Stored items
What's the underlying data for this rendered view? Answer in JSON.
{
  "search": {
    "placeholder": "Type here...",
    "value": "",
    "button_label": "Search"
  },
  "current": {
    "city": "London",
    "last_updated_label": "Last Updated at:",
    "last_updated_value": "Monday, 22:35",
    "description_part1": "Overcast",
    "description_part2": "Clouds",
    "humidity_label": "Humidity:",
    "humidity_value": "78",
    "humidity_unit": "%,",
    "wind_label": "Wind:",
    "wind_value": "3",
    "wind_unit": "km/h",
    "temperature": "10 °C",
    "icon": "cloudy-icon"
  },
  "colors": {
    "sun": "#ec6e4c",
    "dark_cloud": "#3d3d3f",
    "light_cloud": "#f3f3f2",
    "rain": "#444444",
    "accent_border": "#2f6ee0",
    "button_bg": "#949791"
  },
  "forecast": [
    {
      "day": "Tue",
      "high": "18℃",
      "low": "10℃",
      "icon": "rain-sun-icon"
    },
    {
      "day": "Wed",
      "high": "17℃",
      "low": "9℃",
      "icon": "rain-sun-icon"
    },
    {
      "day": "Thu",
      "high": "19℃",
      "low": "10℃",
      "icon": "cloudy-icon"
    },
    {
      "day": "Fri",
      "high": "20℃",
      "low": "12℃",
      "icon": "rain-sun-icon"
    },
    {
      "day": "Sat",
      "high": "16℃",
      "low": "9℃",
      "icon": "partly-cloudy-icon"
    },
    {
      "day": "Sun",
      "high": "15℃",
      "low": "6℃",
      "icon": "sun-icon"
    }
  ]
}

## [What you need to do]
Copy out the whole listing exactly as written.

## [Worked answer]
What's the underlying data for this rendered view? Answer in JSON.
{
  "search": {
    "placeholder": "Type here...",
    "value": "",
    "button_label": "Search"
  },
  "current": {
    "city": "London",
    "last_updated_label": "Last Updated at:",
    "last_updated_value": "Monday, 22:35",
    "description_part1": "Overcast",
    "description_part2": "Clouds",
    "humidity_label": "Humidity:",
    "humidity_value": "78",
    "humidity_unit": "%,",
    "wind_label": "Wind:",
    "wind_value": "3",
    "wind_unit": "km/h",
    "temperature": "10 °C",
    "icon": "cloudy-icon"
  },
  "colors": {
    "sun": "#ec6e4c",
    "dark_cloud": "#3d3d3f",
    "light_cloud": "#f3f3f2",
    "rain": "#444444",
    "accent_border": "#2f6ee0",
    "button_bg": "#949791"
  },
  "forecast": [
    {
      "day": "Tue",
      "high": "18℃",
      "low": "10℃",
      "icon": "rain-sun-icon"
    },
    {
      "day": "Wed",
      "high": "17℃",
      "low": "9℃",
      "icon": "rain-sun-icon"
    },
    {
      "day": "Thu",
      "high": "19℃",
      "low": "10℃",
      "icon": "cloudy-icon"
    },
    {
      "day": "Fri",
      "high": "20℃",
      "low": "12℃",
      "icon": "rain-sun-icon"
    },
    {
      "day": "Sat",
      "high": "16℃",
      "low": "9℃",
      "icon": "partly-cloudy-icon"
    },
    {
      "day": "Sun",
      "high": "15℃",
      "low": "6℃",
      "icon": "sun-icon"
    }
  ]
}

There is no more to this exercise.